* [Stated exercise]:
Every line below is to be quoted exactly, with nothing added or dropped.

— START OF Supplied material —

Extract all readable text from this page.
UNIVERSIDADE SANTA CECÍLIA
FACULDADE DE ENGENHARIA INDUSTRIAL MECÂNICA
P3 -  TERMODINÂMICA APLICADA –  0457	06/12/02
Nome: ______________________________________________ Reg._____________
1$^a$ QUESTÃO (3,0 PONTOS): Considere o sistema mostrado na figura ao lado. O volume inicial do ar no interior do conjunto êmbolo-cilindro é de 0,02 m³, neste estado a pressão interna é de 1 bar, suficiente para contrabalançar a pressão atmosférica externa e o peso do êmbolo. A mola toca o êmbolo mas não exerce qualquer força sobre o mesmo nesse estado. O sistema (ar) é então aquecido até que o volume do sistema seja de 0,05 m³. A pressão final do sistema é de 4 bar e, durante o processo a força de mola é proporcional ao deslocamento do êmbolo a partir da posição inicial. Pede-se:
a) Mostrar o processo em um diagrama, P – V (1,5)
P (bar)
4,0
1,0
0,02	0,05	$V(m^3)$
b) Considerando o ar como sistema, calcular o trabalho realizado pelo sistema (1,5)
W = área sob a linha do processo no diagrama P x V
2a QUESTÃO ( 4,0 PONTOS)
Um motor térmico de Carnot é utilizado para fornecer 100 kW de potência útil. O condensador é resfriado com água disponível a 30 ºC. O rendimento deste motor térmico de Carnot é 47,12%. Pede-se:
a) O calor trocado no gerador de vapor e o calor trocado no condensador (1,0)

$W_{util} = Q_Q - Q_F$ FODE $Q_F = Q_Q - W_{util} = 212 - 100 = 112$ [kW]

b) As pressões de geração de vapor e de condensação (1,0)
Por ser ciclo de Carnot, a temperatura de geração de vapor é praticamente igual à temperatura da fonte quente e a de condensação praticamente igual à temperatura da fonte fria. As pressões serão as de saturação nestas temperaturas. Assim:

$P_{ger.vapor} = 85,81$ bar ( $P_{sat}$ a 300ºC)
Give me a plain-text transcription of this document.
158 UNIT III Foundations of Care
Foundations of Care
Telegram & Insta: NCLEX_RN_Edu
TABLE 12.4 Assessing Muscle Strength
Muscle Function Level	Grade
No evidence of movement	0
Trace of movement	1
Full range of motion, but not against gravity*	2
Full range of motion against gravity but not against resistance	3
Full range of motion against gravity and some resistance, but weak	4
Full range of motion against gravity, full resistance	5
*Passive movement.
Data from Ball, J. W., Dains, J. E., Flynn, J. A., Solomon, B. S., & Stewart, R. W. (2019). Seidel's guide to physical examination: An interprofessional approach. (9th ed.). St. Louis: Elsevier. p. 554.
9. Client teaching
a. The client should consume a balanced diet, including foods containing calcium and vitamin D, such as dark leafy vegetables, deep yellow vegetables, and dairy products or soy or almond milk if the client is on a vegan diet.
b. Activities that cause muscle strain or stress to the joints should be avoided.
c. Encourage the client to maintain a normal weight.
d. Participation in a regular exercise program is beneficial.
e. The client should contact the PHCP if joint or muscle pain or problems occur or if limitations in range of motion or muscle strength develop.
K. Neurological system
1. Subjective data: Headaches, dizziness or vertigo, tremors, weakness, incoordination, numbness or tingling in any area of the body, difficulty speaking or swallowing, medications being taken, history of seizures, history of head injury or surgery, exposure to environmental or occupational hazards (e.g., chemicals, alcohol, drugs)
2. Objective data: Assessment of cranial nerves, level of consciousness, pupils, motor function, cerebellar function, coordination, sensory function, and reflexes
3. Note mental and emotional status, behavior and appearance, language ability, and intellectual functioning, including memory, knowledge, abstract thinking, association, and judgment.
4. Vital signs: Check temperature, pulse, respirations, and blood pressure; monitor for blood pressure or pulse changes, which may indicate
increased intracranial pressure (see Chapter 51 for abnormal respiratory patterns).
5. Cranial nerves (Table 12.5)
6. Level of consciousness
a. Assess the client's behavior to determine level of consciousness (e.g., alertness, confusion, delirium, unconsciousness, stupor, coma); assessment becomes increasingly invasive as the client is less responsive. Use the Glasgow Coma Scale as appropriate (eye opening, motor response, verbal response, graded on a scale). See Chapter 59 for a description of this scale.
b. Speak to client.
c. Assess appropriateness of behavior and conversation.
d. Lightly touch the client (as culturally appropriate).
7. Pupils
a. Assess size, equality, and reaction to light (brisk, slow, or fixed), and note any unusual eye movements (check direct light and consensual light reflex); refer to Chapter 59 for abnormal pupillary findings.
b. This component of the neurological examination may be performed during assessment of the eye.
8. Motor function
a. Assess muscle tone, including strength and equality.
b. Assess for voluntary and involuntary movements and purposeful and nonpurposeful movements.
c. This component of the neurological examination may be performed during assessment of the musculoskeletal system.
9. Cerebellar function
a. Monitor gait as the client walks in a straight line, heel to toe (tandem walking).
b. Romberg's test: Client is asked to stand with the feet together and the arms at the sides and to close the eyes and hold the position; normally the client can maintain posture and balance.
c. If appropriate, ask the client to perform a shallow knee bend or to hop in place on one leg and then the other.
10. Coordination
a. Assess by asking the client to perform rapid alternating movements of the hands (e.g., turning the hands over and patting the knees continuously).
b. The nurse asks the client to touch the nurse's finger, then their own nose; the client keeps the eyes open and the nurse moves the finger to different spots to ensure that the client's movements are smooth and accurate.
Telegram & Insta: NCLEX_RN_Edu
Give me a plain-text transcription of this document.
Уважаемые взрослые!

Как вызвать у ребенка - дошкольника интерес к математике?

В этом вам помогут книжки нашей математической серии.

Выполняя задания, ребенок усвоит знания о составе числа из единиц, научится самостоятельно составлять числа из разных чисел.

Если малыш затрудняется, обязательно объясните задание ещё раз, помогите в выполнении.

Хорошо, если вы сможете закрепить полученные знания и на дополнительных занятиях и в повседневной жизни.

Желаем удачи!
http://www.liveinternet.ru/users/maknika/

— END OF Supplied material —

* [Exercise answer]:
Extract all readable text from this page.
UNIVERSIDADE SANTA CECÍLIA
FACULDADE DE ENGENHARIA INDUSTRIAL MECÂNICA
P3 -  TERMODINÂMICA APLICADA –  0457	06/12/02
Nome: ______________________________________________ Reg._____________
1$^a$ QUESTÃO (3,0 PONTOS): Considere o sistema mostrado na figura ao lado. O volume inicial do ar no interior do conjunto êmbolo-cilindro é de 0,02 m³, neste estado a pressão interna é de 1 bar, suficiente para contrabalançar a pressão atmosférica externa e o peso do êmbolo. A mola toca o êmbolo mas não exerce qualquer força sobre o mesmo nesse estado. O sistema (ar) é então aquecido até que o volume do sistema seja de 0,05 m³. A pressão final do sistema é de 4 bar e, durante o processo a força de mola é proporcional ao deslocamento do êmbolo a partir da posição inicial. Pede-se:
a) Mostrar o processo em um diagrama, P – V (1,5)
P (bar)
4,0
1,0
0,02	0,05	$V(m^3)$
b) Considerando o ar como sistema, calcular o trabalho realizado pelo sistema (1,5)
W = área sob a linha do processo no diagrama P x V
2a QUESTÃO ( 4,0 PONTOS)
Um motor térmico de Carnot é utilizado para fornecer 100 kW de potência útil. O condensador é resfriado com água disponível a 30 ºC. O rendimento deste motor térmico de Carnot é 47,12%. Pede-se:
a) O calor trocado no gerador de vapor e o calor trocado no condensador (1,0)

$W_{util} = Q_Q - Q_F$ FODE $Q_F = Q_Q - W_{util} = 212 - 100 = 112$ [kW]

b) As pressões de geração de vapor e de condensação (1,0)
Por ser ciclo de Carnot, a temperatura de geração de vapor é praticamente igual à temperatura da fonte quente e a de condensação praticamente igual à temperatura da fonte fria. As pressões serão as de saturação nestas temperaturas. Assim:

$P_{ger.vapor} = 85,81$ bar ( $P_{sat}$ a 300ºC)
Give me a plain-text transcription of this document.
158 UNIT III Foundations of Care
Foundations of Care
Telegram & Insta: NCLEX_RN_Edu
TABLE 12.4 Assessing Muscle Strength
Muscle Function Level	Grade
No evidence of movement	0
Trace of movement	1
Full range of motion, but not against gravity*	2
Full range of motion against gravity but not against resistance	3
Full range of motion against gravity and some resistance, but weak	4
Full range of motion against gravity, full resistance	5
*Passive movement.
Data from Ball, J. W., Dains, J. E., Flynn, J. A., Solomon, B. S., & Stewart, R. W. (2019). Seidel's guide to physical examination: An interprofessional approach. (9th ed.). St. Louis: Elsevier. p. 554.
9. Client teaching
a. The client should consume a balanced diet, including foods containing calcium and vitamin D, such as dark leafy vegetables, deep yellow vegetables, and dairy products or soy or almond milk if the client is on a vegan diet.
b. Activities that cause muscle strain or stress to the joints should be avoided.
c. Encourage the client to maintain a normal weight.
d. Participation in a regular exercise program is beneficial.
e. The client should contact the PHCP if joint or muscle pain or problems occur or if limitations in range of motion or muscle strength develop.
K. Neurological system
1. Subjective data: Headaches, dizziness or vertigo, tremors, weakness, incoordination, numbness or tingling in any area of the body, difficulty speaking or swallowing, medications being taken, history of seizures, history of head injury or surgery, exposure to environmental or occupational hazards (e.g., chemicals, alcohol, drugs)
2. Objective data: Assessment of cranial nerves, level of consciousness, pupils, motor function, cerebellar function, coordination, sensory function, and reflexes
3. Note mental and emotional status, behavior and appearance, language ability, and intellectual functioning, including memory, knowledge, abstract thinking, association, and judgment.
4. Vital signs: Check temperature, pulse, respirations, and blood pressure; monitor for blood pressure or pulse changes, which may indicate
increased intracranial pressure (see Chapter 51 for abnormal respiratory patterns).
5. Cranial nerves (Table 12.5)
6. Level of consciousness
a. Assess the client's behavior to determine level of consciousness (e.g., alertness, confusion, delirium, unconsciousness, stupor, coma); assessment becomes increasingly invasive as the client is less responsive. Use the Glasgow Coma Scale as appropriate (eye opening, motor response, verbal response, graded on a scale). See Chapter 59 for a description of this scale.
b. Speak to client.
c. Assess appropriateness of behavior and conversation.
d. Lightly touch the client (as culturally appropriate).
7. Pupils
a. Assess size, equality, and reaction to light (brisk, slow, or fixed), and note any unusual eye movements (check direct light and consensual light reflex); refer to Chapter 59 for abnormal pupillary findings.
b. This component of the neurological examination may be performed during assessment of the eye.
8. Motor function
a. Assess muscle tone, including strength and equality.
b. Assess for voluntary and involuntary movements and purposeful and nonpurposeful movements.
c. This component of the neurological examination may be performed during assessment of the musculoskeletal system.
9. Cerebellar function
a. Monitor gait as the client walks in a straight line, heel to toe (tandem walking).
b. Romberg's test: Client is asked to stand with the feet together and the arms at the sides and to close the eyes and hold the position; normally the client can maintain posture and balance.
c. If appropriate, ask the client to perform a shallow knee bend or to hop in place on one leg and then the other.
10. Coordination
a. Assess by asking the client to perform rapid alternating movements of the hands (e.g., turning the hands over and patting the knees continuously).
b. The nurse asks the client to touch the nurse's finger, then their own nose; the client keeps the eyes open and the nurse moves the finger to different spots to ensure that the client's movements are smooth and accurate.
Telegram & Insta: NCLEX_RN_Edu
Give me a plain-text transcription of this document.
Уважаемые взрослые!

Как вызвать у ребенка - дошкольника интерес к математике?

В этом вам помогут книжки нашей математической серии.

Выполняя задания, ребенок усвоит знания о составе числа из единиц, научится самостоятельно составлять числа из разных чисел.

Если малыш затрудняется, обязательно объясните задание ещё раз, помогите в выполнении.

Хорошо, если вы сможете закрепить полученные знания и на дополнительных занятиях и в повседневной жизни.

Желаем удачи!
http://www.liveinternet.ru/users/maknika/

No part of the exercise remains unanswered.